> Exercise details:
Every line must be returned precisely as it is written.

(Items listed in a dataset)
::::

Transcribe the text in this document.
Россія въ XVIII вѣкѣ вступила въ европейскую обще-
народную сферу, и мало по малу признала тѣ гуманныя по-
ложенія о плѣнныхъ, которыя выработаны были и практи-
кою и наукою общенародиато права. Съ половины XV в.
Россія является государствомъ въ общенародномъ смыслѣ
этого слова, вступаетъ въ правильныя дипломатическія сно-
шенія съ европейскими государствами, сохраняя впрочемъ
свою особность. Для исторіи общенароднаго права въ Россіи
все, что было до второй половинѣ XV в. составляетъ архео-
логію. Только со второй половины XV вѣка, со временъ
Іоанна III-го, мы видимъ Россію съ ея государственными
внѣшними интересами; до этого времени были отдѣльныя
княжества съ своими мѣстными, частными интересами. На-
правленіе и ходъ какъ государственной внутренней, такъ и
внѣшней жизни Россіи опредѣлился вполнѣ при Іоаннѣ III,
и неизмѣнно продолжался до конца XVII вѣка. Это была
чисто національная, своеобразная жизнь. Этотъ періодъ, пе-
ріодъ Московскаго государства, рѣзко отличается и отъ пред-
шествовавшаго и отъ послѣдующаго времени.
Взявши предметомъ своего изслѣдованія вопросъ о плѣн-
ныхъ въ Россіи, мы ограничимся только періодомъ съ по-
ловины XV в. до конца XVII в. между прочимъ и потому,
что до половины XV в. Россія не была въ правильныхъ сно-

::::

> Full answer:
Transcribe the text in this document.
Россія въ XVIII вѣкѣ вступила въ европейскую обще-
народную сферу, и мало по малу признала тѣ гуманныя по-
ложенія о плѣнныхъ, которыя выработаны были и практи-
кою и наукою общенародиато права. Съ половины XV в.
Россія является государствомъ въ общенародномъ смыслѣ
этого слова, вступаетъ въ правильныя дипломатическія сно-
шенія съ европейскими государствами, сохраняя впрочемъ
свою особность. Для исторіи общенароднаго права въ Россіи
все, что было до второй половинѣ XV в. составляетъ архео-
логію. Только со второй половины XV вѣка, со временъ
Іоанна III-го, мы видимъ Россію съ ея государственными
внѣшними интересами; до этого времени были отдѣльныя
княжества съ своими мѣстными, частными интересами. На-
правленіе и ходъ какъ государственной внутренней, такъ и
внѣшней жизни Россіи опредѣлился вполнѣ при Іоаннѣ III,
и неизмѣнно продолжался до конца XVII вѣка. Это была
чисто національная, своеобразная жизнь. Этотъ періодъ, пе-
ріодъ Московскаго государства, рѣзко отличается и отъ пред-
шествовавшаго и отъ послѣдующаго времени.
Взявши предметомъ своего изслѣдованія вопросъ о плѣн-
ныхъ въ Россіи, мы ограничимся только періодомъ съ по-
ловины XV в. до конца XVII в. между прочимъ и потому,
что до половины XV в. Россія не была въ правильныхъ сно-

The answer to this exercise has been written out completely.